───── Information given ─────
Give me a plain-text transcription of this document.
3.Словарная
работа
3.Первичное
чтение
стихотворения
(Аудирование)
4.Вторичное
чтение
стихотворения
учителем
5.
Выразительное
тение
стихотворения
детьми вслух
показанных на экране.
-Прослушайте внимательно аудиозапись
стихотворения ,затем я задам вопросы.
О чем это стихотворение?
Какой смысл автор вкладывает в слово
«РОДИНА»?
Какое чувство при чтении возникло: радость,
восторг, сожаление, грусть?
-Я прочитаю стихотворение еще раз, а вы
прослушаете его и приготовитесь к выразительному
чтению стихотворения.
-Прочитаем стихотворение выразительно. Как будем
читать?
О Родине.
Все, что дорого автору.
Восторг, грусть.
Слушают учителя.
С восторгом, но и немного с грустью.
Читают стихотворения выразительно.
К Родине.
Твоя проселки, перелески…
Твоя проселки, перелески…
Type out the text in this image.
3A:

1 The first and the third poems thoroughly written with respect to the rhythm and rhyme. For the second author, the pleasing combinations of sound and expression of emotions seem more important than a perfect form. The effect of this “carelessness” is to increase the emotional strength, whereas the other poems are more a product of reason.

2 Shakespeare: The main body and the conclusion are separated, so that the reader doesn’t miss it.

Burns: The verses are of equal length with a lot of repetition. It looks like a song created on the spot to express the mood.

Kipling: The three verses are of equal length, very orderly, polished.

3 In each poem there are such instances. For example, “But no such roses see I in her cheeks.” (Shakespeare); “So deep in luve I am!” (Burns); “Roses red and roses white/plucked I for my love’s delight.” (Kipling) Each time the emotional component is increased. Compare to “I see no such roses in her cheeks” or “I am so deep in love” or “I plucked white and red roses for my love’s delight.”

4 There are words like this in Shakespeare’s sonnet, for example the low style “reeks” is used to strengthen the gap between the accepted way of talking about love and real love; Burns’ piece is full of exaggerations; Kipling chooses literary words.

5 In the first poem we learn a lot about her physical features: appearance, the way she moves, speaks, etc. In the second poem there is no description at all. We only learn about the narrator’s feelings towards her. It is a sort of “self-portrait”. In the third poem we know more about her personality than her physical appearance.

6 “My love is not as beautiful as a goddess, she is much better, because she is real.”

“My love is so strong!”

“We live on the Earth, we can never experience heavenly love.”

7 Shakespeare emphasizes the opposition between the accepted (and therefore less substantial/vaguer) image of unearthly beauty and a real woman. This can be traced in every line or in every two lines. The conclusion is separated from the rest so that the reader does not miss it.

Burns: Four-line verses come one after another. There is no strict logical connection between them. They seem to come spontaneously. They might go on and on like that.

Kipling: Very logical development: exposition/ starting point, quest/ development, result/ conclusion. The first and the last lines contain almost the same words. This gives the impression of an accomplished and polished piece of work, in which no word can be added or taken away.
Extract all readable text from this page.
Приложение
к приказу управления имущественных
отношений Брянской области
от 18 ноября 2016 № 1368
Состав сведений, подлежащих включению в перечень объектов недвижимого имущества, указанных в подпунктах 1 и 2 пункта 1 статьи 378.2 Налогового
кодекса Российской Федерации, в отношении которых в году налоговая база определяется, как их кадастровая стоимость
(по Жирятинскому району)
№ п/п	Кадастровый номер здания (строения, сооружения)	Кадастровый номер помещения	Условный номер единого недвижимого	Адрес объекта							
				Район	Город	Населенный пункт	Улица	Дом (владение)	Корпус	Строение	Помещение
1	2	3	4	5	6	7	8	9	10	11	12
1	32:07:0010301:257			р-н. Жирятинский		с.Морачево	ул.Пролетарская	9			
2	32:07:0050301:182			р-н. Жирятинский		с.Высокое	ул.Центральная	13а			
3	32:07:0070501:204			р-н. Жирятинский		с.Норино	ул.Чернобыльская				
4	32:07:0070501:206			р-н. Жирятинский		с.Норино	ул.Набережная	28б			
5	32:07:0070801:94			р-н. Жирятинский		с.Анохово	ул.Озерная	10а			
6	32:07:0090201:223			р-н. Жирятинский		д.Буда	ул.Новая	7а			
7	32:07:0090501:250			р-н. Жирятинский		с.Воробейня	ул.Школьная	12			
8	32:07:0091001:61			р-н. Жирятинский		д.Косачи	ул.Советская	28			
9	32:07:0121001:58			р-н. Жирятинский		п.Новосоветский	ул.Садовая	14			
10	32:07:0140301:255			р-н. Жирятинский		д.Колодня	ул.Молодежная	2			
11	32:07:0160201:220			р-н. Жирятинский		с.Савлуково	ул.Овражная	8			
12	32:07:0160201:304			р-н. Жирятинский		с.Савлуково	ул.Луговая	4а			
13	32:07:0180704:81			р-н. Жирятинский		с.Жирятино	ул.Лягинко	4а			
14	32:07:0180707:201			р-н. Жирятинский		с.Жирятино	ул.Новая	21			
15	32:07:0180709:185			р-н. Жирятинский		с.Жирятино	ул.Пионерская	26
─────
Written instruction: Copy all lines from the listing that contain "miss".

Answer for this exercise:
2 Shakespeare: The main body and the conclusion are separated, so that the reader doesn’t miss it.
7 Shakespeare emphasizes the opposition between the accepted (and therefore less substantial/vaguer) image of unearthly beauty and a real woman. This can be traced in every line or in every two lines. The conclusion is separated from the rest so that the reader does not miss it.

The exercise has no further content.